Identify the lines bearing the string "ZEUS" and gather them.

══════════

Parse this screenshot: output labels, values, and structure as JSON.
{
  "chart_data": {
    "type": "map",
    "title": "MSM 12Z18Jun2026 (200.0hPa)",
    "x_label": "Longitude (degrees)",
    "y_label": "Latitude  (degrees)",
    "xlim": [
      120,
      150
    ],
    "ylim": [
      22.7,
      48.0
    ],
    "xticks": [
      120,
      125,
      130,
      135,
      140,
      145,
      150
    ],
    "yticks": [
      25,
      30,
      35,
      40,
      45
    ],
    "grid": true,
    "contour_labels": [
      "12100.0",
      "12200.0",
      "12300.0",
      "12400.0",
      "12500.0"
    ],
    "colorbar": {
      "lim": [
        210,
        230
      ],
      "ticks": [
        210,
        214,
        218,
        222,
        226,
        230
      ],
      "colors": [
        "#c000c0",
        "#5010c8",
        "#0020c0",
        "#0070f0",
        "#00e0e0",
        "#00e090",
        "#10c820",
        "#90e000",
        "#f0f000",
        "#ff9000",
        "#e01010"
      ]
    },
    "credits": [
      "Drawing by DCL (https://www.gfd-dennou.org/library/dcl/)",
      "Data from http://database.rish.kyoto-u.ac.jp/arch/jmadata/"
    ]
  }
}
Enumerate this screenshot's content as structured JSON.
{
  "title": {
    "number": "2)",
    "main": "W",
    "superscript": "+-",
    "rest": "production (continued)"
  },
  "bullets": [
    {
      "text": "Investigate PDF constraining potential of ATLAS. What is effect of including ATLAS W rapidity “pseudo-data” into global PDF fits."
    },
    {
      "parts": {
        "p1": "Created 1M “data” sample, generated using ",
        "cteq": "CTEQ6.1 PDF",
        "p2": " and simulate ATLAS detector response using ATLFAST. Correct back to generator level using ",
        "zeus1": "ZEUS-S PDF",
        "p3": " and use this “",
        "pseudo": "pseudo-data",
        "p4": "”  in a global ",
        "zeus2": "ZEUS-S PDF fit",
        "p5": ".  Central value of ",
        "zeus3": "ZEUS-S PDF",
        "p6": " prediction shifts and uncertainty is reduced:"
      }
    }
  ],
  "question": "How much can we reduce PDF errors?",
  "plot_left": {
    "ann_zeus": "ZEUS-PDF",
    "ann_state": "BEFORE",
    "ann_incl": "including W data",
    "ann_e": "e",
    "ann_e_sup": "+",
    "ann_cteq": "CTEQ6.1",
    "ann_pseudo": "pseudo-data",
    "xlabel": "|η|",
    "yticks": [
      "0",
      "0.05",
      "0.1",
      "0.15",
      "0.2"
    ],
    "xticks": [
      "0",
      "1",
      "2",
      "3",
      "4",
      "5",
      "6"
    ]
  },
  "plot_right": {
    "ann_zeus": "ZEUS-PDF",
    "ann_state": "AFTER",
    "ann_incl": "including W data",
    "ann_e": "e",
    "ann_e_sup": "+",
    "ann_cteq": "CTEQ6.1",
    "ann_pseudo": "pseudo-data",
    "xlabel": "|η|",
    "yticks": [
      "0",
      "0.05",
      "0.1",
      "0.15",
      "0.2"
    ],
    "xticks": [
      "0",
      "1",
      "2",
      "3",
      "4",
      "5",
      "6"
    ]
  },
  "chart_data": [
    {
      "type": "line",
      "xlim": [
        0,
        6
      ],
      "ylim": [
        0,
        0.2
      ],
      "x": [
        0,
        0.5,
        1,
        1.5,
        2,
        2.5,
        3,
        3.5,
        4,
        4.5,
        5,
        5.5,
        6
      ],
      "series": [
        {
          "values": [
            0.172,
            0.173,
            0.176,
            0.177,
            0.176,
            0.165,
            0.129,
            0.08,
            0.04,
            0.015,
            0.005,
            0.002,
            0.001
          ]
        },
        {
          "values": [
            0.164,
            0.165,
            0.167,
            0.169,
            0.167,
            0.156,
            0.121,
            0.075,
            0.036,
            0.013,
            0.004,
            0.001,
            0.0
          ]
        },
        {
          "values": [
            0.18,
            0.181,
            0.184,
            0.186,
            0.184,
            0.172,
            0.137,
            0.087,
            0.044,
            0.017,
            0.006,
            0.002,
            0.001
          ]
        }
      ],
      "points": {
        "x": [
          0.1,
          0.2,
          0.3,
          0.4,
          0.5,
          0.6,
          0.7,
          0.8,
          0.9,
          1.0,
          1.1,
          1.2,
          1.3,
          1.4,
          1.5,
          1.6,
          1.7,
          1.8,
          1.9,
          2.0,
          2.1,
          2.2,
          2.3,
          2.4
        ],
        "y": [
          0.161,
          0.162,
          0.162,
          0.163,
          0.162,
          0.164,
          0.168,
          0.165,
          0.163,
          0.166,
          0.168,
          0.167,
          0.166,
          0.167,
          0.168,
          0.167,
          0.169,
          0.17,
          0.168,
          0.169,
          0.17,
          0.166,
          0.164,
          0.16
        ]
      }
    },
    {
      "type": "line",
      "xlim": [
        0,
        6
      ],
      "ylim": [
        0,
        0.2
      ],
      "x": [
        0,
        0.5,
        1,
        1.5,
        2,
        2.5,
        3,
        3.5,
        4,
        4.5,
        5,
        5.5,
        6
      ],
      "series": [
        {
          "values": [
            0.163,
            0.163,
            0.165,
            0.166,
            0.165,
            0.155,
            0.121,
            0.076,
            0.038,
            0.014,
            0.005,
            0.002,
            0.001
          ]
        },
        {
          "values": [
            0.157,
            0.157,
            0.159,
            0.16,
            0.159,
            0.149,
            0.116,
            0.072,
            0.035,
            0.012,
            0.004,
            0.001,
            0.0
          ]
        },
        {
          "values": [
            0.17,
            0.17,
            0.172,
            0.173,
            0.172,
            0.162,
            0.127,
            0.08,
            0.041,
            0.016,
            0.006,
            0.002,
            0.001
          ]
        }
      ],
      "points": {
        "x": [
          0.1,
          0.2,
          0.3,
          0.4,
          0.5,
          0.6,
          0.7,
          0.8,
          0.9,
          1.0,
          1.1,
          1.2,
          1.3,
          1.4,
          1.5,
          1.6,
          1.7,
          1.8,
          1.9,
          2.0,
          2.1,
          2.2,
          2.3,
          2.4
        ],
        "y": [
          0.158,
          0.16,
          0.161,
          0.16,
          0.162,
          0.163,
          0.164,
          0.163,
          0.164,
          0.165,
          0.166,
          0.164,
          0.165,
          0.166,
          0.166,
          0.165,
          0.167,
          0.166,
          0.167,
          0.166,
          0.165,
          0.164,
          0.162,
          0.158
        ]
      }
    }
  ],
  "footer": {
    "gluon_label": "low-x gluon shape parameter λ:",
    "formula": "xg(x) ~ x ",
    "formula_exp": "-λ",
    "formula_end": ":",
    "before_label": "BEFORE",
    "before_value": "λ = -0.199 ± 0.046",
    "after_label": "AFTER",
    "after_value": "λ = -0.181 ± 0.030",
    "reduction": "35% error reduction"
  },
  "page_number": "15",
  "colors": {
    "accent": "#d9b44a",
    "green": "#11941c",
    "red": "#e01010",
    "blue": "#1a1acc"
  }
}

══════════

→ COMPLETE OUTPUT
        "zeus1": "ZEUS-S PDF",
        "zeus2": "ZEUS-S PDF fit",
        "zeus3": "ZEUS-S PDF",
    "ann_zeus": "ZEUS-PDF",
    "ann_zeus": "ZEUS-PDF",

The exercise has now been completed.